### [INSTRUCTION]
Your task is to repeat all of the data exactly while excluding the pictures.

··········

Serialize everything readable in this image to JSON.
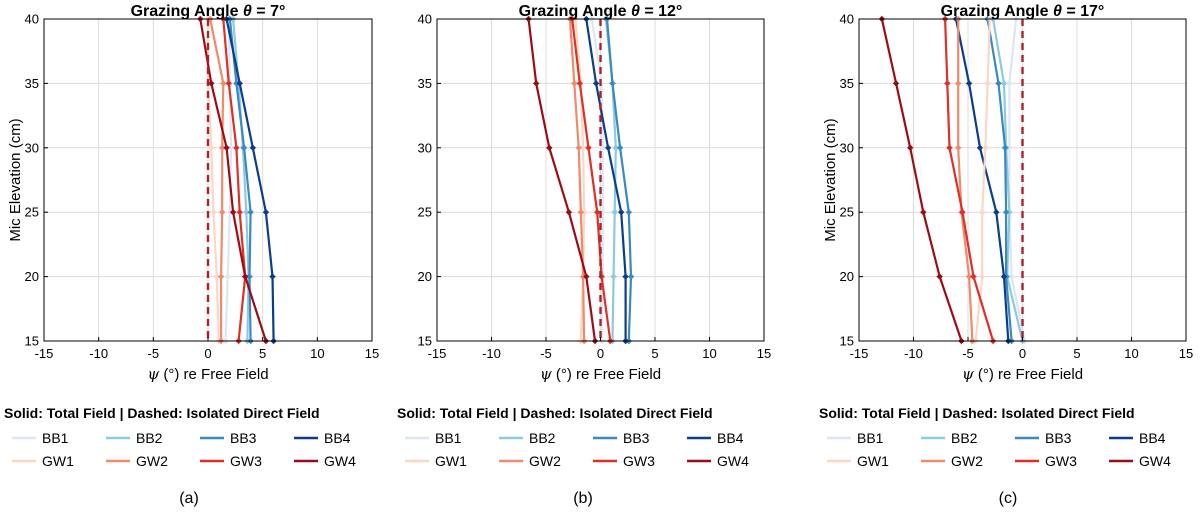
{
  "figure": {
    "legend_title": "Solid: Total Field | Dashed: Isolated Direct Field",
    "legend_entries": [
      {
        "name": "BB1",
        "color": "#dbe7f3"
      },
      {
        "name": "BB2",
        "color": "#8ccae0"
      },
      {
        "name": "BB3",
        "color": "#3a88c4"
      },
      {
        "name": "BB4",
        "color": "#0b3d8c"
      },
      {
        "name": "GW1",
        "color": "#fbd7c4"
      },
      {
        "name": "GW2",
        "color": "#f08a6a"
      },
      {
        "name": "GW3",
        "color": "#df2f26"
      },
      {
        "name": "GW4",
        "color": "#9c0c16"
      }
    ],
    "xticks": [
      "-15",
      "-10",
      "-5",
      "0",
      "5",
      "10",
      "15"
    ],
    "yticks": [
      "15",
      "20",
      "25",
      "30",
      "35",
      "40"
    ]
  },
  "chart_data": [
    {
      "type": "line",
      "title_prefix": "Grazing Angle ",
      "theta_symbol": "θ",
      "title_suffix": " = 7°",
      "xlabel_symbol": "ψ",
      "xlabel_rest": " (°) re Free Field",
      "ylabel": "Mic Elevation (cm)",
      "caption": "(a)",
      "xlim": [
        -15,
        15
      ],
      "ylim": [
        15,
        40
      ],
      "grid": true,
      "direct_field_x": 0,
      "y": [
        15,
        20,
        25,
        30,
        35,
        40
      ],
      "series": [
        {
          "name": "BB1",
          "color": "#dbe7f3",
          "x": [
            1.6,
            1.8,
            2.0,
            2.1,
            2.0,
            1.9
          ]
        },
        {
          "name": "BB2",
          "color": "#8ccae0",
          "x": [
            3.6,
            3.7,
            3.5,
            3.2,
            2.8,
            2.3
          ]
        },
        {
          "name": "BB3",
          "color": "#3a88c4",
          "x": [
            3.9,
            3.8,
            3.9,
            3.3,
            2.6,
            2.0
          ]
        },
        {
          "name": "BB4",
          "color": "#0b3d8c",
          "x": [
            6.0,
            5.9,
            5.3,
            4.1,
            2.9,
            1.7
          ]
        },
        {
          "name": "GW1",
          "color": "#fbd7c4",
          "x": [
            1.0,
            0.8,
            0.5,
            0.3,
            0.0,
            0.0
          ]
        },
        {
          "name": "GW2",
          "color": "#f08a6a",
          "x": [
            1.2,
            1.2,
            1.3,
            1.3,
            1.4,
            0.2
          ]
        },
        {
          "name": "GW3",
          "color": "#df2f26",
          "x": [
            2.8,
            3.4,
            2.9,
            2.6,
            1.9,
            1.4
          ]
        },
        {
          "name": "GW4",
          "color": "#9c0c16",
          "x": [
            5.3,
            3.4,
            2.3,
            1.7,
            0.3,
            -0.7
          ]
        }
      ]
    },
    {
      "type": "line",
      "title_prefix": "Grazing Angle ",
      "theta_symbol": "θ",
      "title_suffix": " = 12°",
      "xlabel_symbol": "ψ",
      "xlabel_rest": " (°) re Free Field",
      "ylabel": "",
      "caption": "(b)",
      "xlim": [
        -15,
        15
      ],
      "ylim": [
        15,
        40
      ],
      "grid": true,
      "direct_field_x": 0,
      "y": [
        15,
        20,
        25,
        30,
        35,
        40
      ],
      "series": [
        {
          "name": "BB1",
          "color": "#dbe7f3",
          "x": [
            0.1,
            0.2,
            0.2,
            0.2,
            0.1,
            -0.8
          ]
        },
        {
          "name": "BB2",
          "color": "#8ccae0",
          "x": [
            1.1,
            1.2,
            1.3,
            1.4,
            1.1,
            0.5
          ]
        },
        {
          "name": "BB3",
          "color": "#3a88c4",
          "x": [
            2.6,
            2.8,
            2.6,
            1.8,
            1.1,
            0.6
          ]
        },
        {
          "name": "BB4",
          "color": "#0b3d8c",
          "x": [
            2.3,
            2.3,
            1.9,
            0.7,
            -0.4,
            -1.3
          ]
        },
        {
          "name": "GW1",
          "color": "#fbd7c4",
          "x": [
            -1.8,
            -1.6,
            -1.5,
            -1.6,
            -1.8,
            -2.3
          ]
        },
        {
          "name": "GW2",
          "color": "#f08a6a",
          "x": [
            -1.5,
            -1.6,
            -1.8,
            -2.0,
            -2.4,
            -2.8
          ]
        },
        {
          "name": "GW3",
          "color": "#df2f26",
          "x": [
            0.9,
            0.1,
            -0.3,
            -1.1,
            -1.9,
            -2.6
          ]
        },
        {
          "name": "GW4",
          "color": "#9c0c16",
          "x": [
            -0.5,
            -1.3,
            -2.9,
            -4.7,
            -5.9,
            -6.6
          ]
        }
      ]
    },
    {
      "type": "line",
      "title_prefix": "Grazing Angle ",
      "theta_symbol": "θ",
      "title_suffix": " = 17°",
      "xlabel_symbol": "ψ",
      "xlabel_rest": " (°) re Free Field",
      "ylabel": "Mic Elevation (cm)",
      "caption": "(c)",
      "xlim": [
        -15,
        15
      ],
      "ylim": [
        15,
        40
      ],
      "grid": true,
      "direct_field_x": 0,
      "y": [
        15,
        20,
        25,
        30,
        35,
        40
      ],
      "series": [
        {
          "name": "BB1",
          "color": "#dbe7f3",
          "x": [
            0.2,
            -1.0,
            -1.2,
            -1.2,
            -1.2,
            -0.6
          ]
        },
        {
          "name": "BB2",
          "color": "#8ccae0",
          "x": [
            0.0,
            -1.4,
            -1.2,
            -1.5,
            -1.7,
            -2.7
          ]
        },
        {
          "name": "BB3",
          "color": "#3a88c4",
          "x": [
            -1.0,
            -1.5,
            -1.5,
            -1.6,
            -2.2,
            -3.2
          ]
        },
        {
          "name": "BB4",
          "color": "#0b3d8c",
          "x": [
            -1.3,
            -1.7,
            -2.4,
            -3.9,
            -4.9,
            -6.1
          ]
        },
        {
          "name": "GW1",
          "color": "#fbd7c4",
          "x": [
            -4.3,
            -3.7,
            -3.7,
            -3.4,
            -3.2,
            -3.0
          ]
        },
        {
          "name": "GW2",
          "color": "#f08a6a",
          "x": [
            -4.6,
            -4.9,
            -5.6,
            -5.9,
            -5.9,
            -5.9
          ]
        },
        {
          "name": "GW3",
          "color": "#df2f26",
          "x": [
            -2.7,
            -4.5,
            -5.5,
            -6.7,
            -6.9,
            -7.1
          ]
        },
        {
          "name": "GW4",
          "color": "#9c0c16",
          "x": [
            -5.6,
            -7.6,
            -9.1,
            -10.3,
            -11.6,
            -12.9
          ]
        }
      ]
    }
  ]
}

··········

### [OUTPUT OF THE TASK]
Serialize everything readable in this image to JSON.
{
  "figure": {
    "legend_title": "Solid: Total Field | Dashed: Isolated Direct Field",
    "legend_entries": [
      {
        "name": "BB1",
        "color": "#dbe7f3"
      },
      {
        "name": "BB2",
        "color": "#8ccae0"
      },
      {
        "name": "BB3",
        "color": "#3a88c4"
      },
      {
        "name": "BB4",
        "color": "#0b3d8c"
      },
      {
        "name": "GW1",
        "color": "#fbd7c4"
      },
      {
        "name": "GW2",
        "color": "#f08a6a"
      },
      {
        "name": "GW3",
        "color": "#df2f26"
      },
      {
        "name": "GW4",
        "color": "#9c0c16"
      }
    ],
    "xticks": [
      "-15",
      "-10",
      "-5",
      "0",
      "5",
      "10",
      "15"
    ],
    "yticks": [
      "15",
      "20",
      "25",
      "30",
      "35",
      "40"
    ]
  },
  "chart_data": [
    {
      "type": "line",
      "title_prefix": "Grazing Angle ",
      "theta_symbol": "θ",
      "title_suffix": " = 7°",
      "xlabel_symbol": "ψ",
      "xlabel_rest": " (°) re Free Field",
      "ylabel": "Mic Elevation (cm)",
      "caption": "(a)",
      "xlim": [
        -15,
        15
      ],
      "ylim": [
        15,
        40
      ],
      "grid": true,
      "direct_field_x": 0,
      "y": [
        15,
        20,
        25,
        30,
        35,
        40
      ],
      "series": [
        {
          "name": "BB1",
          "color": "#dbe7f3",
          "x": [
            1.6,
            1.8,
            2.0,
            2.1,
            2.0,
            1.9
          ]
        },
        {
          "name": "BB2",
          "color": "#8ccae0",
          "x": [
            3.6,
            3.7,
            3.5,
            3.2,
            2.8,
            2.3
          ]
        },
        {
          "name": "BB3",
          "color": "#3a88c4",
          "x": [
            3.9,
            3.8,
            3.9,
            3.3,
            2.6,
            2.0
          ]
        },
        {
          "name": "BB4",
          "color": "#0b3d8c",
          "x": [
            6.0,
            5.9,
            5.3,
            4.1,
            2.9,
            1.7
          ]
        },
        {
          "name": "GW1",
          "color": "#fbd7c4",
          "x": [
            1.0,
            0.8,
            0.5,
            0.3,
            0.0,
            0.0
          ]
        },
        {
          "name": "GW2",
          "color": "#f08a6a",
          "x": [
            1.2,
            1.2,
            1.3,
            1.3,
            1.4,
            0.2
          ]
        },
        {
          "name": "GW3",
          "color": "#df2f26",
          "x": [
            2.8,
            3.4,
            2.9,
            2.6,
            1.9,
            1.4
          ]
        },
        {
          "name": "GW4",
          "color": "#9c0c16",
          "x": [
            5.3,
            3.4,
            2.3,
            1.7,
            0.3,
            -0.7
          ]
        }
      ]
    },
    {
      "type": "line",
      "title_prefix": "Grazing Angle ",
      "theta_symbol": "θ",
      "title_suffix": " = 12°",
      "xlabel_symbol": "ψ",
      "xlabel_rest": " (°) re Free Field",
      "ylabel": "",
      "caption": "(b)",
      "xlim": [
        -15,
        15
      ],
      "ylim": [
        15,
        40
      ],
      "grid": true,
      "direct_field_x": 0,
      "y": [
        15,
        20,
        25,
        30,
        35,
        40
      ],
      "series": [
        {
          "name": "BB1",
          "color": "#dbe7f3",
          "x": [
            0.1,
            0.2,
            0.2,
            0.2,
            0.1,
            -0.8
          ]
        },
        {
          "name": "BB2",
          "color": "#8ccae0",
          "x": [
            1.1,
            1.2,
            1.3,
            1.4,
            1.1,
            0.5
          ]
        },
        {
          "name": "BB3",
          "color": "#3a88c4",
          "x": [
            2.6,
            2.8,
            2.6,
            1.8,
            1.1,
            0.6
          ]
        },
        {
          "name": "BB4",
          "color": "#0b3d8c",
          "x": [
            2.3,
            2.3,
            1.9,
            0.7,
            -0.4,
            -1.3
          ]
        },
        {
          "name": "GW1",
          "color": "#fbd7c4",
          "x": [
            -1.8,
            -1.6,
            -1.5,
            -1.6,
            -1.8,
            -2.3
          ]
        },
        {
          "name": "GW2",
          "color": "#f08a6a",
          "x": [
            -1.5,
            -1.6,
            -1.8,
            -2.0,
            -2.4,
            -2.8
          ]
        },
        {
          "name": "GW3",
          "color": "#df2f26",
          "x": [
            0.9,
            0.1,
            -0.3,
            -1.1,
            -1.9,
            -2.6
          ]
        },
        {
          "name": "GW4",
          "color": "#9c0c16",
          "x": [
            -0.5,
            -1.3,
            -2.9,
            -4.7,
            -5.9,
            -6.6
          ]
        }
      ]
    },
    {
      "type": "line",
      "title_prefix": "Grazing Angle ",
      "theta_symbol": "θ",
      "title_suffix": " = 17°",
      "xlabel_symbol": "ψ",
      "xlabel_rest": " (°) re Free Field",
      "ylabel": "Mic Elevation (cm)",
      "caption": "(c)",
      "xlim": [
        -15,
        15
      ],
      "ylim": [
        15,
        40
      ],
      "grid": true,
      "direct_field_x": 0,
      "y": [
        15,
        20,
        25,
        30,
        35,
        40
      ],
      "series": [
        {
          "name": "BB1",
          "color": "#dbe7f3",
          "x": [
            0.2,
            -1.0,
            -1.2,
            -1.2,
            -1.2,
            -0.6
          ]
        },
        {
          "name": "BB2",
          "color": "#8ccae0",
          "x": [
            0.0,
            -1.4,
            -1.2,
            -1.5,
            -1.7,
            -2.7
          ]
        },
        {
          "name": "BB3",
          "color": "#3a88c4",
          "x": [
            -1.0,
            -1.5,
            -1.5,
            -1.6,
            -2.2,
            -3.2
          ]
        },
        {
          "name": "BB4",
          "color": "#0b3d8c",
          "x": [
            -1.3,
            -1.7,
            -2.4,
            -3.9,
            -4.9,
            -6.1
          ]
        },
        {
          "name": "GW1",
          "color": "#fbd7c4",
          "x": [
            -4.3,
            -3.7,
            -3.7,
            -3.4,
            -3.2,
            -3.0
          ]
        },
        {
          "name": "GW2",
          "color": "#f08a6a",
          "x": [
            -4.6,
            -4.9,
            -5.6,
            -5.9,
            -5.9,
            -5.9
          ]
        },
        {
          "name": "GW3",
          "color": "#df2f26",
          "x": [
            -2.7,
            -4.5,
            -5.5,
            -6.7,
            -6.9,
            -7.1
          ]
        },
        {
          "name": "GW4",
          "color": "#9c0c16",
          "x": [
            -5.6,
            -7.6,
            -9.1,
            -10.3,
            -11.6,
            -12.9
          ]
        }
      ]
    }
  ]
}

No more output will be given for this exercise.